> Description of the task
Copy all records verbatim.

— START OF Data rows —

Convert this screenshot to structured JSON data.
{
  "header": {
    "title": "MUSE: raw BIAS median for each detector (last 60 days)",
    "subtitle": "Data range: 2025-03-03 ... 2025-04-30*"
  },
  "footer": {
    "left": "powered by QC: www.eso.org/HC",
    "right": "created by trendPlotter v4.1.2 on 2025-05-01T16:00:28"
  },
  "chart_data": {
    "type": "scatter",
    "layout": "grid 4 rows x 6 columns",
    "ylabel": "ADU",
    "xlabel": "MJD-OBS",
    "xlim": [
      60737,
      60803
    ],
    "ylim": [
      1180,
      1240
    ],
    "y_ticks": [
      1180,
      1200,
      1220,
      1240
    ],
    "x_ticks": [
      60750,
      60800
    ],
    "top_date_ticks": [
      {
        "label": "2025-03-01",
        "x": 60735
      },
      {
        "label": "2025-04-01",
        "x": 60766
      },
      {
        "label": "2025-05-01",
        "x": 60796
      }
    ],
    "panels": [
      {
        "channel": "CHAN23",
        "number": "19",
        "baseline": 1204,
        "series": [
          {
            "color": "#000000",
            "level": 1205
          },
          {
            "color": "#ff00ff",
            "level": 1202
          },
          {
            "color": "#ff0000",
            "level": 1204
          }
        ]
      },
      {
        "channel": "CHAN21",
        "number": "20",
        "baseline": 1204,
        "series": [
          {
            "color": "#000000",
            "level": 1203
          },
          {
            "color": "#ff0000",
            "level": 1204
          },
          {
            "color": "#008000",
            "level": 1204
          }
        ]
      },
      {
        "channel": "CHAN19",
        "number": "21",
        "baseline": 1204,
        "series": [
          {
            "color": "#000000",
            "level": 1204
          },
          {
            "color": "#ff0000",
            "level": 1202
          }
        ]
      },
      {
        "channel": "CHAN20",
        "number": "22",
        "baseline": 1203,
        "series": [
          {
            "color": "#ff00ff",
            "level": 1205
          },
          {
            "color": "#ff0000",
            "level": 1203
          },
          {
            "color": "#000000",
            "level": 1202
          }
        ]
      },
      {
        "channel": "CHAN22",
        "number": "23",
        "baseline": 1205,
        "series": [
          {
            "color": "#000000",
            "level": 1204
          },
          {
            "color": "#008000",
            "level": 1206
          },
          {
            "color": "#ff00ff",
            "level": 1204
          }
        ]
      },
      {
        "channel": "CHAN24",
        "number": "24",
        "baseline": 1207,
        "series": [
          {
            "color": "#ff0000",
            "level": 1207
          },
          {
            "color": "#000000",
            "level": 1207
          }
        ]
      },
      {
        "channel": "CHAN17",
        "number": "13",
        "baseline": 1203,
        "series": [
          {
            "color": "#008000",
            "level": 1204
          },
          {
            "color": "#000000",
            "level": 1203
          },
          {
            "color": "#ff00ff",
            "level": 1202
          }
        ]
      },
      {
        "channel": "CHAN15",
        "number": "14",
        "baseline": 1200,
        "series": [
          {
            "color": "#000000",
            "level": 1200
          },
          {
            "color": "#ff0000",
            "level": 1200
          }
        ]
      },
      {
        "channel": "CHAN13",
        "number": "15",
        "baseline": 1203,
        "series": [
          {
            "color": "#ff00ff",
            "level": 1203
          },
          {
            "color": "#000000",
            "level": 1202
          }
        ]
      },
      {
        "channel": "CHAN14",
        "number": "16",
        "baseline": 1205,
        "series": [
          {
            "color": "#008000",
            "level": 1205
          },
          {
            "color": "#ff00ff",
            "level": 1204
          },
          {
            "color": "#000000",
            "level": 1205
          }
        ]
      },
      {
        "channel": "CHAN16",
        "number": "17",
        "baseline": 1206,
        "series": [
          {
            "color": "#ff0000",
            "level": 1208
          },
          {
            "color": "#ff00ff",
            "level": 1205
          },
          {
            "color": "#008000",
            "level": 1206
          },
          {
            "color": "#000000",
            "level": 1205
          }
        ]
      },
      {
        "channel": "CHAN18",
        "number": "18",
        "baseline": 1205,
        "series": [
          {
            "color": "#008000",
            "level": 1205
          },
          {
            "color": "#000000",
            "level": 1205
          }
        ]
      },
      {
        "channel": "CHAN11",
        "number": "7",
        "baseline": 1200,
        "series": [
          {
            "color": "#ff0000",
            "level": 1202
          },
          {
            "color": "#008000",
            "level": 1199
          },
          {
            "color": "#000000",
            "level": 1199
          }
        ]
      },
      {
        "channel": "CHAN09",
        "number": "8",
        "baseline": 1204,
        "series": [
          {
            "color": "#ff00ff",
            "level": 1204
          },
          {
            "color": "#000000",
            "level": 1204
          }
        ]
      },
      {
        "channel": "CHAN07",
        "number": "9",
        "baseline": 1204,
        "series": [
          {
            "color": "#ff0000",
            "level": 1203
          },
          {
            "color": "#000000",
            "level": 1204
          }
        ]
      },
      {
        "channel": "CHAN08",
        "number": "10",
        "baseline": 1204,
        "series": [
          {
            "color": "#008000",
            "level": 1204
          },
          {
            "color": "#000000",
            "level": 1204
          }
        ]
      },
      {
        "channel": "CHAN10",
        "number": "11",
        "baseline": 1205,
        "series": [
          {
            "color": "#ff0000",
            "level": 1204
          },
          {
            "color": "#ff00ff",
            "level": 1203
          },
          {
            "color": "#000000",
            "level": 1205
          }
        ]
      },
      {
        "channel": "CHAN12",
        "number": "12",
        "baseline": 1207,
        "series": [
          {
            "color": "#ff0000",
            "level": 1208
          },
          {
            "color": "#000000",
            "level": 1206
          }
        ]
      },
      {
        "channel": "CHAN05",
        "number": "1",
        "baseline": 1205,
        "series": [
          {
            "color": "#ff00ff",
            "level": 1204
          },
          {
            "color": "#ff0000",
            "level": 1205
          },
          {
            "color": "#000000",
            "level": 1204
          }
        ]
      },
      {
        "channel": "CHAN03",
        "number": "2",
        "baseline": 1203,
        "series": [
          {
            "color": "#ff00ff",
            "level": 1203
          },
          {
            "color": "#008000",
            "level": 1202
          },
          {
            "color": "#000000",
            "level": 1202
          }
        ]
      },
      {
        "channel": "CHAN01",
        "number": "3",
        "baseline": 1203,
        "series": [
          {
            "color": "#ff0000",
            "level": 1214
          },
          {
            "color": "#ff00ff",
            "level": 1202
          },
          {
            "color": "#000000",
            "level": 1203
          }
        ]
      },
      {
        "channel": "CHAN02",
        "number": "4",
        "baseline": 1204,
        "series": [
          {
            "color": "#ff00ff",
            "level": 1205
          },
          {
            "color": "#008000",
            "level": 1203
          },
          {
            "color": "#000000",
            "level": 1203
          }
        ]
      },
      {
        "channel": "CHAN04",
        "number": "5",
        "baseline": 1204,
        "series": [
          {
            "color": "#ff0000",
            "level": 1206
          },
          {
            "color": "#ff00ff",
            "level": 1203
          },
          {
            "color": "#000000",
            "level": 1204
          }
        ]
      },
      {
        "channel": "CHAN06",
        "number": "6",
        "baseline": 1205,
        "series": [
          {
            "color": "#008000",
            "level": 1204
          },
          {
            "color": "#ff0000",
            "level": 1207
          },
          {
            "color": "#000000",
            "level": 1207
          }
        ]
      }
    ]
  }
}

— END OF Data rows —

> Solved problem
Convert this screenshot to structured JSON data.
{
  "header": {
    "title": "MUSE: raw BIAS median for each detector (last 60 days)",
    "subtitle": "Data range: 2025-03-03 ... 2025-04-30*"
  },
  "footer": {
    "left": "powered by QC: www.eso.org/HC",
    "right": "created by trendPlotter v4.1.2 on 2025-05-01T16:00:28"
  },
  "chart_data": {
    "type": "scatter",
    "layout": "grid 4 rows x 6 columns",
    "ylabel": "ADU",
    "xlabel": "MJD-OBS",
    "xlim": [
      60737,
      60803
    ],
    "ylim": [
      1180,
      1240
    ],
    "y_ticks": [
      1180,
      1200,
      1220,
      1240
    ],
    "x_ticks": [
      60750,
      60800
    ],
    "top_date_ticks": [
      {
        "label": "2025-03-01",
        "x": 60735
      },
      {
        "label": "2025-04-01",
        "x": 60766
      },
      {
        "label": "2025-05-01",
        "x": 60796
      }
    ],
    "panels": [
      {
        "channel": "CHAN23",
        "number": "19",
        "baseline": 1204,
        "series": [
          {
            "color": "#000000",
            "level": 1205
          },
          {
            "color": "#ff00ff",
            "level": 1202
          },
          {
            "color": "#ff0000",
            "level": 1204
          }
        ]
      },
      {
        "channel": "CHAN21",
        "number": "20",
        "baseline": 1204,
        "series": [
          {
            "color": "#000000",
            "level": 1203
          },
          {
            "color": "#ff0000",
            "level": 1204
          },
          {
            "color": "#008000",
            "level": 1204
          }
        ]
      },
      {
        "channel": "CHAN19",
        "number": "21",
        "baseline": 1204,
        "series": [
          {
            "color": "#000000",
            "level": 1204
          },
          {
            "color": "#ff0000",
            "level": 1202
          }
        ]
      },
      {
        "channel": "CHAN20",
        "number": "22",
        "baseline": 1203,
        "series": [
          {
            "color": "#ff00ff",
            "level": 1205
          },
          {
            "color": "#ff0000",
            "level": 1203
          },
          {
            "color": "#000000",
            "level": 1202
          }
        ]
      },
      {
        "channel": "CHAN22",
        "number": "23",
        "baseline": 1205,
        "series": [
          {
            "color": "#000000",
            "level": 1204
          },
          {
            "color": "#008000",
            "level": 1206
          },
          {
            "color": "#ff00ff",
            "level": 1204
          }
        ]
      },
      {
        "channel": "CHAN24",
        "number": "24",
        "baseline": 1207,
        "series": [
          {
            "color": "#ff0000",
            "level": 1207
          },
          {
            "color": "#000000",
            "level": 1207
          }
        ]
      },
      {
        "channel": "CHAN17",
        "number": "13",
        "baseline": 1203,
        "series": [
          {
            "color": "#008000",
            "level": 1204
          },
          {
            "color": "#000000",
            "level": 1203
          },
          {
            "color": "#ff00ff",
            "level": 1202
          }
        ]
      },
      {
        "channel": "CHAN15",
        "number": "14",
        "baseline": 1200,
        "series": [
          {
            "color": "#000000",
            "level": 1200
          },
          {
            "color": "#ff0000",
            "level": 1200
          }
        ]
      },
      {
        "channel": "CHAN13",
        "number": "15",
        "baseline": 1203,
        "series": [
          {
            "color": "#ff00ff",
            "level": 1203
          },
          {
            "color": "#000000",
            "level": 1202
          }
        ]
      },
      {
        "channel": "CHAN14",
        "number": "16",
        "baseline": 1205,
        "series": [
          {
            "color": "#008000",
            "level": 1205
          },
          {
            "color": "#ff00ff",
            "level": 1204
          },
          {
            "color": "#000000",
            "level": 1205
          }
        ]
      },
      {
        "channel": "CHAN16",
        "number": "17",
        "baseline": 1206,
        "series": [
          {
            "color": "#ff0000",
            "level": 1208
          },
          {
            "color": "#ff00ff",
            "level": 1205
          },
          {
            "color": "#008000",
            "level": 1206
          },
          {
            "color": "#000000",
            "level": 1205
          }
        ]
      },
      {
        "channel": "CHAN18",
        "number": "18",
        "baseline": 1205,
        "series": [
          {
            "color": "#008000",
            "level": 1205
          },
          {
            "color": "#000000",
            "level": 1205
          }
        ]
      },
      {
        "channel": "CHAN11",
        "number": "7",
        "baseline": 1200,
        "series": [
          {
            "color": "#ff0000",
            "level": 1202
          },
          {
            "color": "#008000",
            "level": 1199
          },
          {
            "color": "#000000",
            "level": 1199
          }
        ]
      },
      {
        "channel": "CHAN09",
        "number": "8",
        "baseline": 1204,
        "series": [
          {
            "color": "#ff00ff",
            "level": 1204
          },
          {
            "color": "#000000",
            "level": 1204
          }
        ]
      },
      {
        "channel": "CHAN07",
        "number": "9",
        "baseline": 1204,
        "series": [
          {
            "color": "#ff0000",
            "level": 1203
          },
          {
            "color": "#000000",
            "level": 1204
          }
        ]
      },
      {
        "channel": "CHAN08",
        "number": "10",
        "baseline": 1204,
        "series": [
          {
            "color": "#008000",
            "level": 1204
          },
          {
            "color": "#000000",
            "level": 1204
          }
        ]
      },
      {
        "channel": "CHAN10",
        "number": "11",
        "baseline": 1205,
        "series": [
          {
            "color": "#ff0000",
            "level": 1204
          },
          {
            "color": "#ff00ff",
            "level": 1203
          },
          {
            "color": "#000000",
            "level": 1205
          }
        ]
      },
      {
        "channel": "CHAN12",
        "number": "12",
        "baseline": 1207,
        "series": [
          {
            "color": "#ff0000",
            "level": 1208
          },
          {
            "color": "#000000",
            "level": 1206
          }
        ]
      },
      {
        "channel": "CHAN05",
        "number": "1",
        "baseline": 1205,
        "series": [
          {
            "color": "#ff00ff",
            "level": 1204
          },
          {
            "color": "#ff0000",
            "level": 1205
          },
          {
            "color": "#000000",
            "level": 1204
          }
        ]
      },
      {
        "channel": "CHAN03",
        "number": "2",
        "baseline": 1203,
        "series": [
          {
            "color": "#ff00ff",
            "level": 1203
          },
          {
            "color": "#008000",
            "level": 1202
          },
          {
            "color": "#000000",
            "level": 1202
          }
        ]
      },
      {
        "channel": "CHAN01",
        "number": "3",
        "baseline": 1203,
        "series": [
          {
            "color": "#ff0000",
            "level": 1214
          },
          {
            "color": "#ff00ff",
            "level": 1202
          },
          {
            "color": "#000000",
            "level": 1203
          }
        ]
      },
      {
        "channel": "CHAN02",
        "number": "4",
        "baseline": 1204,
        "series": [
          {
            "color": "#ff00ff",
            "level": 1205
          },
          {
            "color": "#008000",
            "level": 1203
          },
          {
            "color": "#000000",
            "level": 1203
          }
        ]
      },
      {
        "channel": "CHAN04",
        "number": "5",
        "baseline": 1204,
        "series": [
          {
            "color": "#ff0000",
            "level": 1206
          },
          {
            "color": "#ff00ff",
            "level": 1203
          },
          {
            "color": "#000000",
            "level": 1204
          }
        ]
      },
      {
        "channel": "CHAN06",
        "number": "6",
        "baseline": 1205,
        "series": [
          {
            "color": "#008000",
            "level": 1204
          },
          {
            "color": "#ff0000",
            "level": 1207
          },
          {
            "color": "#000000",
            "level": 1207
          }
        ]
      }
    ]
  }
}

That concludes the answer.